◆ REQUIREMENTS ◆
Transcribe everything in the data word for word. Pictures are left out.

◆ DATA PROVIDED ◆

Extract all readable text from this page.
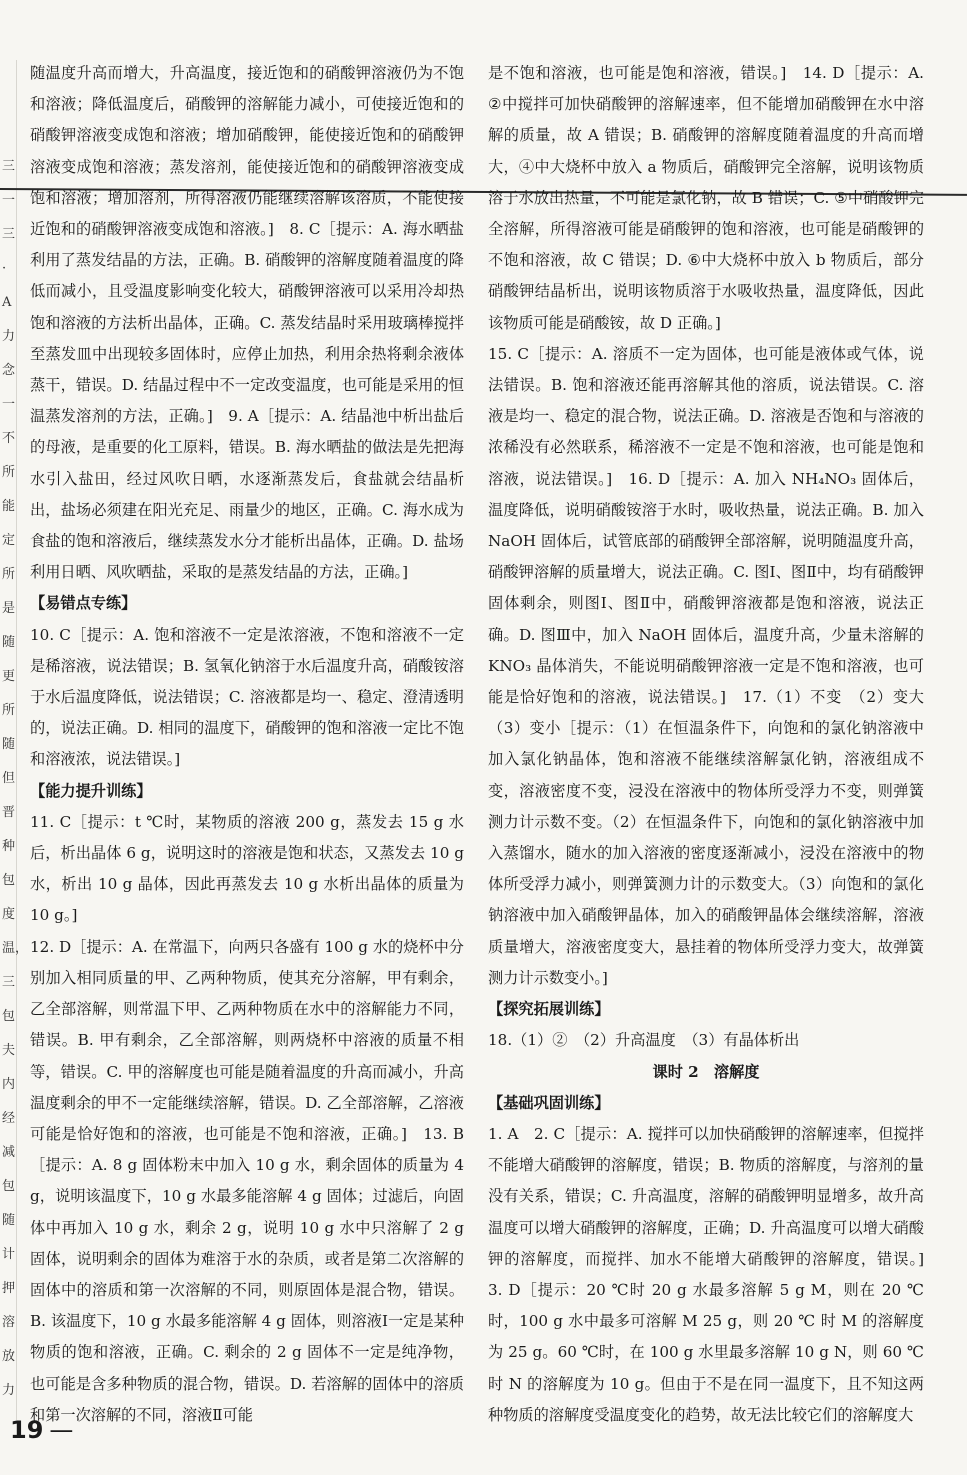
三一三·A力念一不所能定所是随更所随但晋种包度温，三包夫内经减包随计押溶放力

随温度升高而增大，升高温度，接近饱和的硝酸钾溶液仍为不饱和溶液；降低温度后，硝酸钾的溶解能力减小，可使接近饱和的硝酸钾溶液变成饱和溶液；增加硝酸钾，能使接近饱和的硝酸钾溶液变成饱和溶液；蒸发溶剂，能使接近饱和的硝酸钾溶液变成饱和溶液；增加溶剂，所得溶液仍能继续溶解该溶质，不能使接近饱和的硝酸钾溶液变成饱和溶液。]　8. C［提示：A. 海水晒盐利用了蒸发结晶的方法，正确。B. 硝酸钾的溶解度随着温度的降低而减小，且受温度影响变化较大，硝酸钾溶液可以采用冷却热饱和溶液的方法析出晶体，正确。C. 蒸发结晶时采用玻璃棒搅拌至蒸发皿中出现较多固体时，应停止加热，利用余热将剩余液体蒸干，错误。D. 结晶过程中不一定改变温度，也可能是采用的恒温蒸发溶剂的方法，正确。]　9. A［提示：A. 结晶池中析出盐后的母液，是重要的化工原料，错误。B. 海水晒盐的做法是先把海水引入盐田，经过风吹日晒，水逐渐蒸发后，食盐就会结晶析出，盐场必须建在阳光充足、雨量少的地区，正确。C. 海水成为食盐的饱和溶液后，继续蒸发水分才能析出晶体，正确。D. 盐场利用日晒、风吹晒盐，采取的是蒸发结晶的方法，正确。]

【易错点专练】

10. C［提示：A. 饱和溶液不一定是浓溶液，不饱和溶液不一定是稀溶液，说法错误；B. 氢氧化钠溶于水后温度升高，硝酸铵溶于水后温度降低，说法错误；C. 溶液都是均一、稳定、澄清透明的，说法正确。D. 相同的温度下，硝酸钾的饱和溶液一定比不饱和溶液浓，说法错误。]

【能力提升训练】

11. C［提示：t ℃时，某物质的溶液 200 g，蒸发去 15 g 水后，析出晶体 6 g，说明这时的溶液是饱和状态，又蒸发去 10 g 水，析出 10 g 晶体，因此再蒸发去 10 g 水析出晶体的质量为 10 g。]

12. D［提示：A. 在常温下，向两只各盛有 100 g 水的烧杯中分别加入相同质量的甲、乙两种物质，使其充分溶解，甲有剩余，乙全部溶解，则常温下甲、乙两种物质在水中的溶解能力不同，错误。B. 甲有剩余，乙全部溶解，则两烧杯中溶液的质量不相等，错误。C. 甲的溶解度也可能是随着温度的升高而减小，升高温度剩余的甲不一定能继续溶解，错误。D. 乙全部溶解，乙溶液可能是恰好饱和的溶液，也可能是不饱和溶液，正确。]　13. B［提示：A. 8 g 固体粉末中加入 10 g 水，剩余固体的质量为 4 g，说明该温度下，10 g 水最多能溶解 4 g 固体；过滤后，向固体中再加入 10 g 水，剩余 2 g，说明 10 g 水中只溶解了 2 g 固体，说明剩余的固体为难溶于水的杂质，或者是第二次溶解的固体中的溶质和第一次溶解的不同，则原固体是混合物，错误。B. 该温度下，10 g 水最多能溶解 4 g 固体，则溶液Ⅰ一定是某种物质的饱和溶液，正确。C. 剩余的 2 g 固体不一定是纯净物，也可能是含多种物质的混合物，错误。D. 若溶解的固体中的溶质和第一次溶解的不同，溶液Ⅱ可能

是不饱和溶液，也可能是饱和溶液，错误。]　14. D［提示：A. ②中搅拌可加快硝酸钾的溶解速率，但不能增加硝酸钾在水中溶解的质量，故 A 错误；B. 硝酸钾的溶解度随着温度的升高而增大，④中大烧杯中放入 a 物质后，硝酸钾完全溶解，说明该物质溶于水放出热量，不可能是氯化钠，故 B 错误；C. ⑤中硝酸钾完全溶解，所得溶液可能是硝酸钾的饱和溶液，也可能是硝酸钾的不饱和溶液，故 C 错误；D. ⑥中大烧杯中放入 b 物质后，部分硝酸钾结晶析出，说明该物质溶于水吸收热量，温度降低，因此该物质可能是硝酸铵，故 D 正确。]

15. C［提示：A. 溶质不一定为固体，也可能是液体或气体，说法错误。B. 饱和溶液还能再溶解其他的溶质，说法错误。C. 溶液是均一、稳定的混合物，说法正确。D. 溶液是否饱和与溶液的浓稀没有必然联系，稀溶液不一定是不饱和溶液，也可能是饱和溶液，说法错误。]　16. D［提示：A. 加入 NH₄NO₃ 固体后，温度降低，说明硝酸铵溶于水时，吸收热量，说法正确。B. 加入 NaOH 固体后，试管底部的硝酸钾全部溶解，说明随温度升高，硝酸钾溶解的质量增大，说法正确。C. 图Ⅰ、图Ⅱ中，均有硝酸钾固体剩余，则图Ⅰ、图Ⅱ中，硝酸钾溶液都是饱和溶液，说法正确。D. 图Ⅲ中，加入 NaOH 固体后，温度升高，少量未溶解的 KNO₃ 晶体消失，不能说明硝酸钾溶液一定是不饱和溶液，也可能是恰好饱和的溶液，说法错误。]　17.（1）不变　（2）变大　（3）变小［提示：（1）在恒温条件下，向饱和的氯化钠溶液中加入氯化钠晶体，饱和溶液不能继续溶解氯化钠，溶液组成不变，溶液密度不变，浸没在溶液中的物体所受浮力不变，则弹簧测力计示数不变。（2）在恒温条件下，向饱和的氯化钠溶液中加入蒸馏水，随水的加入溶液的密度逐渐减小，浸没在溶液中的物体所受浮力减小，则弹簧测力计的示数变大。（3）向饱和的氯化钠溶液中加入硝酸钾晶体，加入的硝酸钾晶体会继续溶解，溶液质量增大，溶液密度变大，悬挂着的物体所受浮力变大，故弹簧测力计示数变小。]

【探究拓展训练】

18.（1）②　（2）升高温度　（3）有晶体析出

课时 2　溶解度

【基础巩固训练】

1. A　2. C［提示：A. 搅拌可以加快硝酸钾的溶解速率，但搅拌不能增大硝酸钾的溶解度，错误；B. 物质的溶解度，与溶剂的量没有关系，错误；C. 升高温度，溶解的硝酸钾明显增多，故升高温度可以增大硝酸钾的溶解度，正确；D. 升高温度可以增大硝酸钾的溶解度，而搅拌、加水不能增大硝酸钾的溶解度，错误。]　3. D［提示：20 ℃时 20 g 水最多溶解 5 g M，则在 20 ℃时，100 g 水中最多可溶解 M 25 g，则 20 ℃ 时 M 的溶解度为 25 g。60 ℃时，在 100 g 水里最多溶解 10 g N，则 60 ℃时 N 的溶解度为 10 g。但由于不是在同一温度下，且不知这两种物质的溶解度受温度变化的趋势，故无法比较它们的溶解度大

19 —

◆ RESULT OF THE TASK ◆
Extract all readable text from this page.
三一三·A力念一不所能定所是随更所随但晋种包度温，三包夫内经减包随计押溶放力

随温度升高而增大，升高温度，接近饱和的硝酸钾溶液仍为不饱和溶液；降低温度后，硝酸钾的溶解能力减小，可使接近饱和的硝酸钾溶液变成饱和溶液；增加硝酸钾，能使接近饱和的硝酸钾溶液变成饱和溶液；蒸发溶剂，能使接近饱和的硝酸钾溶液变成饱和溶液；增加溶剂，所得溶液仍能继续溶解该溶质，不能使接近饱和的硝酸钾溶液变成饱和溶液。]　8. C［提示：A. 海水晒盐利用了蒸发结晶的方法，正确。B. 硝酸钾的溶解度随着温度的降低而减小，且受温度影响变化较大，硝酸钾溶液可以采用冷却热饱和溶液的方法析出晶体，正确。C. 蒸发结晶时采用玻璃棒搅拌至蒸发皿中出现较多固体时，应停止加热，利用余热将剩余液体蒸干，错误。D. 结晶过程中不一定改变温度，也可能是采用的恒温蒸发溶剂的方法，正确。]　9. A［提示：A. 结晶池中析出盐后的母液，是重要的化工原料，错误。B. 海水晒盐的做法是先把海水引入盐田，经过风吹日晒，水逐渐蒸发后，食盐就会结晶析出，盐场必须建在阳光充足、雨量少的地区，正确。C. 海水成为食盐的饱和溶液后，继续蒸发水分才能析出晶体，正确。D. 盐场利用日晒、风吹晒盐，采取的是蒸发结晶的方法，正确。]

【易错点专练】

10. C［提示：A. 饱和溶液不一定是浓溶液，不饱和溶液不一定是稀溶液，说法错误；B. 氢氧化钠溶于水后温度升高，硝酸铵溶于水后温度降低，说法错误；C. 溶液都是均一、稳定、澄清透明的，说法正确。D. 相同的温度下，硝酸钾的饱和溶液一定比不饱和溶液浓，说法错误。]

【能力提升训练】

11. C［提示：t ℃时，某物质的溶液 200 g，蒸发去 15 g 水后，析出晶体 6 g，说明这时的溶液是饱和状态，又蒸发去 10 g 水，析出 10 g 晶体，因此再蒸发去 10 g 水析出晶体的质量为 10 g。]

12. D［提示：A. 在常温下，向两只各盛有 100 g 水的烧杯中分别加入相同质量的甲、乙两种物质，使其充分溶解，甲有剩余，乙全部溶解，则常温下甲、乙两种物质在水中的溶解能力不同，错误。B. 甲有剩余，乙全部溶解，则两烧杯中溶液的质量不相等，错误。C. 甲的溶解度也可能是随着温度的升高而减小，升高温度剩余的甲不一定能继续溶解，错误。D. 乙全部溶解，乙溶液可能是恰好饱和的溶液，也可能是不饱和溶液，正确。]　13. B［提示：A. 8 g 固体粉末中加入 10 g 水，剩余固体的质量为 4 g，说明该温度下，10 g 水最多能溶解 4 g 固体；过滤后，向固体中再加入 10 g 水，剩余 2 g，说明 10 g 水中只溶解了 2 g 固体，说明剩余的固体为难溶于水的杂质，或者是第二次溶解的固体中的溶质和第一次溶解的不同，则原固体是混合物，错误。B. 该温度下，10 g 水最多能溶解 4 g 固体，则溶液Ⅰ一定是某种物质的饱和溶液，正确。C. 剩余的 2 g 固体不一定是纯净物，也可能是含多种物质的混合物，错误。D. 若溶解的固体中的溶质和第一次溶解的不同，溶液Ⅱ可能

是不饱和溶液，也可能是饱和溶液，错误。]　14. D［提示：A. ②中搅拌可加快硝酸钾的溶解速率，但不能增加硝酸钾在水中溶解的质量，故 A 错误；B. 硝酸钾的溶解度随着温度的升高而增大，④中大烧杯中放入 a 物质后，硝酸钾完全溶解，说明该物质溶于水放出热量，不可能是氯化钠，故 B 错误；C. ⑤中硝酸钾完全溶解，所得溶液可能是硝酸钾的饱和溶液，也可能是硝酸钾的不饱和溶液，故 C 错误；D. ⑥中大烧杯中放入 b 物质后，部分硝酸钾结晶析出，说明该物质溶于水吸收热量，温度降低，因此该物质可能是硝酸铵，故 D 正确。]

15. C［提示：A. 溶质不一定为固体，也可能是液体或气体，说法错误。B. 饱和溶液还能再溶解其他的溶质，说法错误。C. 溶液是均一、稳定的混合物，说法正确。D. 溶液是否饱和与溶液的浓稀没有必然联系，稀溶液不一定是不饱和溶液，也可能是饱和溶液，说法错误。]　16. D［提示：A. 加入 NH₄NO₃ 固体后，温度降低，说明硝酸铵溶于水时，吸收热量，说法正确。B. 加入 NaOH 固体后，试管底部的硝酸钾全部溶解，说明随温度升高，硝酸钾溶解的质量增大，说法正确。C. 图Ⅰ、图Ⅱ中，均有硝酸钾固体剩余，则图Ⅰ、图Ⅱ中，硝酸钾溶液都是饱和溶液，说法正确。D. 图Ⅲ中，加入 NaOH 固体后，温度升高，少量未溶解的 KNO₃ 晶体消失，不能说明硝酸钾溶液一定是不饱和溶液，也可能是恰好饱和的溶液，说法错误。]　17.（1）不变　（2）变大　（3）变小［提示：（1）在恒温条件下，向饱和的氯化钠溶液中加入氯化钠晶体，饱和溶液不能继续溶解氯化钠，溶液组成不变，溶液密度不变，浸没在溶液中的物体所受浮力不变，则弹簧测力计示数不变。（2）在恒温条件下，向饱和的氯化钠溶液中加入蒸馏水，随水的加入溶液的密度逐渐减小，浸没在溶液中的物体所受浮力减小，则弹簧测力计的示数变大。（3）向饱和的氯化钠溶液中加入硝酸钾晶体，加入的硝酸钾晶体会继续溶解，溶液质量增大，溶液密度变大，悬挂着的物体所受浮力变大，故弹簧测力计示数变小。]

【探究拓展训练】

18.（1）②　（2）升高温度　（3）有晶体析出

课时 2　溶解度

【基础巩固训练】

1. A　2. C［提示：A. 搅拌可以加快硝酸钾的溶解速率，但搅拌不能增大硝酸钾的溶解度，错误；B. 物质的溶解度，与溶剂的量没有关系，错误；C. 升高温度，溶解的硝酸钾明显增多，故升高温度可以增大硝酸钾的溶解度，正确；D. 升高温度可以增大硝酸钾的溶解度，而搅拌、加水不能增大硝酸钾的溶解度，错误。]　3. D［提示：20 ℃时 20 g 水最多溶解 5 g M，则在 20 ℃时，100 g 水中最多可溶解 M 25 g，则 20 ℃ 时 M 的溶解度为 25 g。60 ℃时，在 100 g 水里最多溶解 10 g N，则 60 ℃时 N 的溶解度为 10 g。但由于不是在同一温度下，且不知这两种物质的溶解度受温度变化的趋势，故无法比较它们的溶解度大

19 —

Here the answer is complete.